CONSIGNES —
a – Réécrivez sous forme de liste le paragraphe de l’extrait sur l’art et l’écologie qui commence par « L’approche socio-historique d’Eléonore Saintagnan », en conservant ses faits principaux.
b – Indiquez si chacune de ces affirmations concorde avec l’extrait sur l’art et l’écologie, en répondant par oui ou non et en citant à l’identique les mots du texte qui tranchent : (i) Špela Petrič est une artiste slovène ; (ii) les ateliers des Moineaux de Trégain ont été menés avec des adultes ; (iii) la chasse aux moineaux a causé la mort de dix millions d’oiseaux.
c – Transcrivez fidèlement le passage de l’extrait sur l’art et l’écologie qui commence par « L’approche socio-historique d’Eléonore » et se termine par « régulation des oiseaux. ».

Pour l’artiste slovène Špela Petrič, c’est l’investissement de nouvelles technologies dans une perspective artistique qui lui permet de réfléchir à des solutions sur un plan environnemental. Pour son installation Institute for Inconspicuous Languages: Reading Lips, l’artiste travaille avec des chercheurs sur le comportement des plantes et les interactions possibles, dans un futur proche, avec de nouvelles technologies. « Avec Spela Petric, on est sur une approche qui est encore totalement différente. Sa pratique repose sur toutes les technologies les plus pointues, elle utilise les hautes technologies pour renouer finalement avec le vivant. Il y a par moment quelque chose de comique dans son approche. Dans cette exposition, les approches sont complémentaires et regardent de manière très différente les questions écologiques, » poursuit la commissaire d’exposition.

Špela Petrič, Institute for Inconspicuous Languages Reading Lips, 2018. Photo : © Miha Fras.

Des regards et des positionnements multiples

L’approche socio-historique d’Eléonore Saintagnan est aussi une manière d’aborder les problématiques environnementales dans une perspective artistique. Son projet Les Moineaux de Trégain, présenté dans le cadre de l’exposition, est la restitution d’un cycle d’ateliers mené avec des scolaires sur un fait historique — une vaste chasse aux moineaux menée par Mao Zedong dans l’ensemble de la Chine —, qui a eu pour conséquences la mort de dix millions d’oiseaux à travers le pays et la destruction l’année suivante de la quasi-totalité des récoltes par manque de régulation des oiseaux.

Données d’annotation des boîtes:
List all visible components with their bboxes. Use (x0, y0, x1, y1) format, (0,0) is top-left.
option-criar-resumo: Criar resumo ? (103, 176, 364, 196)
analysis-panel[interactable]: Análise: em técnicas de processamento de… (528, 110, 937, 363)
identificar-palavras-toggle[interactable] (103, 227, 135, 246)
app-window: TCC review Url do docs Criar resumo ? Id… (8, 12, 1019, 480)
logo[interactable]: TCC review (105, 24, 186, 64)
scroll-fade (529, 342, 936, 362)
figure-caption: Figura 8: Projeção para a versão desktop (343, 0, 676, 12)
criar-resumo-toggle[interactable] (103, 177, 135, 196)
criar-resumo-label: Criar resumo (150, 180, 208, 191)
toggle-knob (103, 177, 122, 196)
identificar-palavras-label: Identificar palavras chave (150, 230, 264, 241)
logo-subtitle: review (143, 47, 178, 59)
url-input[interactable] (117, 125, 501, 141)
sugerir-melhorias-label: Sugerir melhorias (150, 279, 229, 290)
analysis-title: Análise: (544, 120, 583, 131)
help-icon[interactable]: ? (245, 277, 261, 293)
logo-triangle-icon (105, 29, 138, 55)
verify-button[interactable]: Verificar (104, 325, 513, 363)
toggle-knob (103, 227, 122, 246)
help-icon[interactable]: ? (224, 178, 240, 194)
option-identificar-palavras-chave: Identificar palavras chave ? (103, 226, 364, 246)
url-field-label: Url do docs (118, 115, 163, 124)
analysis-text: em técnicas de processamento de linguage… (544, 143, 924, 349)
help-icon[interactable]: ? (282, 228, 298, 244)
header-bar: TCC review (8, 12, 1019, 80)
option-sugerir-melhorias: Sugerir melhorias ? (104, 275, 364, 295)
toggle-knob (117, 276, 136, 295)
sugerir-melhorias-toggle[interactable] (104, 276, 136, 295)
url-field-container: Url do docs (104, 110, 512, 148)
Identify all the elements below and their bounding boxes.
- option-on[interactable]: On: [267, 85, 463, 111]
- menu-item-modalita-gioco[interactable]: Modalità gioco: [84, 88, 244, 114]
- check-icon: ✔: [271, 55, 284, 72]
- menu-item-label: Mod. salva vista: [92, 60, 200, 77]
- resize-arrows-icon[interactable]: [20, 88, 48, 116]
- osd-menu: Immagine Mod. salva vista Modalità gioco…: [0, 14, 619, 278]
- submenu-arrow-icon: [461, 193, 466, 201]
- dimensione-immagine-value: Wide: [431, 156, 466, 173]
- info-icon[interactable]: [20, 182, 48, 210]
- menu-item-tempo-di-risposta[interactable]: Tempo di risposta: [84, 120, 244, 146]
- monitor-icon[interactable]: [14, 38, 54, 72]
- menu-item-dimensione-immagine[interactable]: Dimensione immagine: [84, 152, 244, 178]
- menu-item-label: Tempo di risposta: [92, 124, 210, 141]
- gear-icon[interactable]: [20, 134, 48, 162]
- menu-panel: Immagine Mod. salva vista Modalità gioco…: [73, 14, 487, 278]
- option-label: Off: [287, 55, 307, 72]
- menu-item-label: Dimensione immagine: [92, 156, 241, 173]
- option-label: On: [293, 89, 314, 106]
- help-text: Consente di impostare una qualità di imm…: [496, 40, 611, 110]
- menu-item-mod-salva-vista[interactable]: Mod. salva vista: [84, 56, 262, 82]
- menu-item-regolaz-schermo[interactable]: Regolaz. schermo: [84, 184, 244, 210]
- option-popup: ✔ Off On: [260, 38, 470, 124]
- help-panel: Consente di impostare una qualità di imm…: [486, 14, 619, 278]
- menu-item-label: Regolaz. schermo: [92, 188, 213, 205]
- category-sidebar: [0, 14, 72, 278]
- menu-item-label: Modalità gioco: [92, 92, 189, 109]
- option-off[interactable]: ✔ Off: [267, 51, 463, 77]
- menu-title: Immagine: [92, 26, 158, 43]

CORRIGÉS —
a –
- Eléonore Saintagnan aborde les problématiques environnementales selon une approche socio-historique et artistique.
- Son projet Les Moineaux de Trégain, présenté dans l’exposition, restitue un cycle d’ateliers mené avec des scolaires.
- Ces ateliers portaient sur une vaste chasse aux moineaux menée par Mao Zedong dans toute la Chine.
- Cette chasse a entraîné la mort de dix millions d’oiseaux.
- L’année suivante, faute de régulation par les oiseaux, la quasi-totalité des récoltes a été détruite.

b –
(i) Oui : « l’artiste slovène Špela Petrič ».
(ii) Non : « un cycle d’ateliers mené avec des scolaires ».
(iii) Oui : « la mort de dix millions d’oiseaux à travers le pays ».

c –
L’approche socio-historique d’Eléonore Saintagnan est aussi une manière d’aborder les problématiques environnementales dans une perspective artistique. Son projet Les Moineaux de Trégain, présenté dans le cadre de l’exposition, est la restitution d’un cycle d’ateliers mené avec des scolaires sur un fait historique — une vaste chasse aux moineaux menée par Mao Zedong dans l’ensemble de la Chine —, qui a eu pour conséquences la mort de dix millions d’oiseaux à travers le pays et la destruction l’année suivante de la quasi-totalité des récoltes par manque de régulation des oiseaux.